**What you should do:**
Could you extract every entry below and reproduce it exactly?

**Extracted information:**
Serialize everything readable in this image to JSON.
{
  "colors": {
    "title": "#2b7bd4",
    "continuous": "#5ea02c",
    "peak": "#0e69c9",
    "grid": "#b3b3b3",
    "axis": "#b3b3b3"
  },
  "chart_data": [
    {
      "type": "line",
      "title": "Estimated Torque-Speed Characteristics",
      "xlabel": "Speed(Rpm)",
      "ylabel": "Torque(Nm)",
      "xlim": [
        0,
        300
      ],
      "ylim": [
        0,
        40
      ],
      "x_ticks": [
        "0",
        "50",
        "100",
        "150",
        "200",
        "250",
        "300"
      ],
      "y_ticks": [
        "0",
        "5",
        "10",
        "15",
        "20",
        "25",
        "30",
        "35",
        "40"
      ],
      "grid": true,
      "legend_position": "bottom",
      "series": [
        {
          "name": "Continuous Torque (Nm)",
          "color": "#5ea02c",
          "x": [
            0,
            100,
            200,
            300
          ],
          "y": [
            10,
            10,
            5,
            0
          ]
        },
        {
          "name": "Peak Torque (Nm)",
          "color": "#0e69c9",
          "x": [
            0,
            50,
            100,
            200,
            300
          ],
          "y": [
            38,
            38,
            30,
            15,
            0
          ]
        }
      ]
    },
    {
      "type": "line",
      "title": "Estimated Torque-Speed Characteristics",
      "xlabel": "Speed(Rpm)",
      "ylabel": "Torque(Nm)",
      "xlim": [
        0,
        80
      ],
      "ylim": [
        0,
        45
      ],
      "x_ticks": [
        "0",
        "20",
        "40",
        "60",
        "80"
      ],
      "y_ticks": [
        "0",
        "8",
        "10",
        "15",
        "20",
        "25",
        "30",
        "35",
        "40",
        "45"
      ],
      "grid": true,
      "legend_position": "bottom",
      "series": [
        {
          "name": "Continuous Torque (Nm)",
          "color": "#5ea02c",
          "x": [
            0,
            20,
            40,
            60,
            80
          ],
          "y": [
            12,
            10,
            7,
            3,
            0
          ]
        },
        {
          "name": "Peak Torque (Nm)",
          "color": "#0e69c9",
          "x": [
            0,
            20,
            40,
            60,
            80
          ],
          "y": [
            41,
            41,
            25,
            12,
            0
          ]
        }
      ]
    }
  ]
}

**Task output:**
Serialize everything readable in this image to JSON.
{
  "colors": {
    "title": "#2b7bd4",
    "continuous": "#5ea02c",
    "peak": "#0e69c9",
    "grid": "#b3b3b3",
    "axis": "#b3b3b3"
  },
  "chart_data": [
    {
      "type": "line",
      "title": "Estimated Torque-Speed Characteristics",
      "xlabel": "Speed(Rpm)",
      "ylabel": "Torque(Nm)",
      "xlim": [
        0,
        300
      ],
      "ylim": [
        0,
        40
      ],
      "x_ticks": [
        "0",
        "50",
        "100",
        "150",
        "200",
        "250",
        "300"
      ],
      "y_ticks": [
        "0",
        "5",
        "10",
        "15",
        "20",
        "25",
        "30",
        "35",
        "40"
      ],
      "grid": true,
      "legend_position": "bottom",
      "series": [
        {
          "name": "Continuous Torque (Nm)",
          "color": "#5ea02c",
          "x": [
            0,
            100,
            200,
            300
          ],
          "y": [
            10,
            10,
            5,
            0
          ]
        },
        {
          "name": "Peak Torque (Nm)",
          "color": "#0e69c9",
          "x": [
            0,
            50,
            100,
            200,
            300
          ],
          "y": [
            38,
            38,
            30,
            15,
            0
          ]
        }
      ]
    },
    {
      "type": "line",
      "title": "Estimated Torque-Speed Characteristics",
      "xlabel": "Speed(Rpm)",
      "ylabel": "Torque(Nm)",
      "xlim": [
        0,
        80
      ],
      "ylim": [
        0,
        45
      ],
      "x_ticks": [
        "0",
        "20",
        "40",
        "60",
        "80"
      ],
      "y_ticks": [
        "0",
        "8",
        "10",
        "15",
        "20",
        "25",
        "30",
        "35",
        "40",
        "45"
      ],
      "grid": true,
      "legend_position": "bottom",
      "series": [
        {
          "name": "Continuous Torque (Nm)",
          "color": "#5ea02c",
          "x": [
            0,
            20,
            40,
            60,
            80
          ],
          "y": [
            12,
            10,
            7,
            3,
            0
          ]
        },
        {
          "name": "Peak Torque (Nm)",
          "color": "#0e69c9",
          "x": [
            0,
            20,
            40,
            60,
            80
          ],
          "y": [
            41,
            41,
            25,
            12,
            0
          ]
        }
      ]
    }
  ]
}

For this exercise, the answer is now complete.